→ Written task 1: In the post about bee dances and meaning, what publisher and city are given for von Frisch's 1966 book The Dancing Bees?
→ Written task 2: Resume the post about bee dances and meaning, starting after its final quoted sentence.

→ Given passage:

▼

I've answered this elsewhere.

SF:
>[First of all, let me appease the RAB crowd with a book reference...]
>K. von Frisch, 1966.  The Dancing Bees.  Methuen, London.
>
>Extract from P.N.Johnson-Laird, 1983.  Mental Models : Toward a
>Cognitive Science
>of Language, Inference and Consciousness. CUP p405:
>
>"There is no doubt that the bee constructs a model of the spatial location
>of the food source and is able to transmit the salient features of this model
>to her fellow workers...The bee uses a symbolic response A'' that corresponds
>to an element in an internal representation A' that corresponds to a state of
>affairs A in the world...Yet bees do not possess a language in which symbols
>refer to the world in the way in which human beings can make reference to it."

I don't see any justification for the last sentence.  Why is it obvious
that bees do not possess a language in which symbols (i.e. the dance
patterns) refer to the world in the way in which human beings can make
reference to it?

SF:
>Model-theoretic semantics leads to the hypothesis that meaning is a composition
>of the meanings of components of a sentence (for example). 

Pace Putnam, Davidsonian model-theoretic semantics is bankrupt; as for
other model-theoretic approaches, compositionality is a mere convention,
which is in any case incompatible with the empirically observable
distinction between rhetorical figures of speech and figures of thought.
It's no accident that Davidson denies metaphorical truth: he is simply
incapable of accounting for it.  On the other hand, in Church's system
compositionality is a mere afterthought, and can be readily dispensed with. 

SF:
>                                                        The significance of
>a sentence transcends the meaning because it can only be established by
>relating the propositional representation (a statement with a truth value) to
>a mental model and to general knowledge.

▲

→ Available data:

▼

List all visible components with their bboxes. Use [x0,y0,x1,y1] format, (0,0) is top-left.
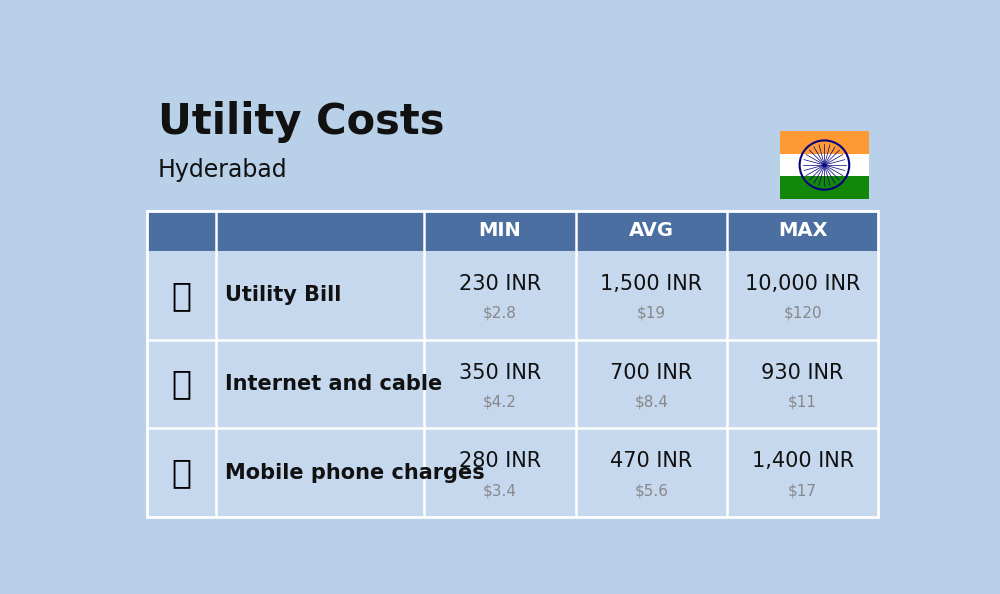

▲

→ Exercise response 1: Methuen, London.

→ Exercise response 2:
What the hell is a "mental model"?  I can appreciate associating the
significance of a sentence-token with "general knowledge" (e.g. with
lexicographic information), as well as with the context of its utterance,
especially if it contains demonstrative pronouns, tensed verbs, or other
indexicals; but what can an objectively determinable significance have to
do with subjective mental contents?

SF:
>                                         To understand what the bee
>communicates, effectively you must become a bee.

Perhaps.  Still, I could make a pretty good guess.  How can I understand
what you communicate without becoming you?

SF:
>[I seem to remember from far off an Oriental legend called _The Dream of
>the Ants_]
>
>We have, conceivably, ways of "becoming bees".  The "mental structure"
>of a bee is
>perhaps one million neurons.

Sorry to burst your bubble, but neurons belong to the somatic structure,
which, pending the resolution of the mind-body problem, should never be
identified with the mental.

SF:
>                             If we constructed a working model of a
>bee, complete
>with telemetry capability, and caused it to enter a hive and carry out
>the dance,
>would we then be "communicating" with the other bees ?  How would this
>hypothesis
>be tested ?  What if we "communicate" the wrong information ?  Can bees
>lie ?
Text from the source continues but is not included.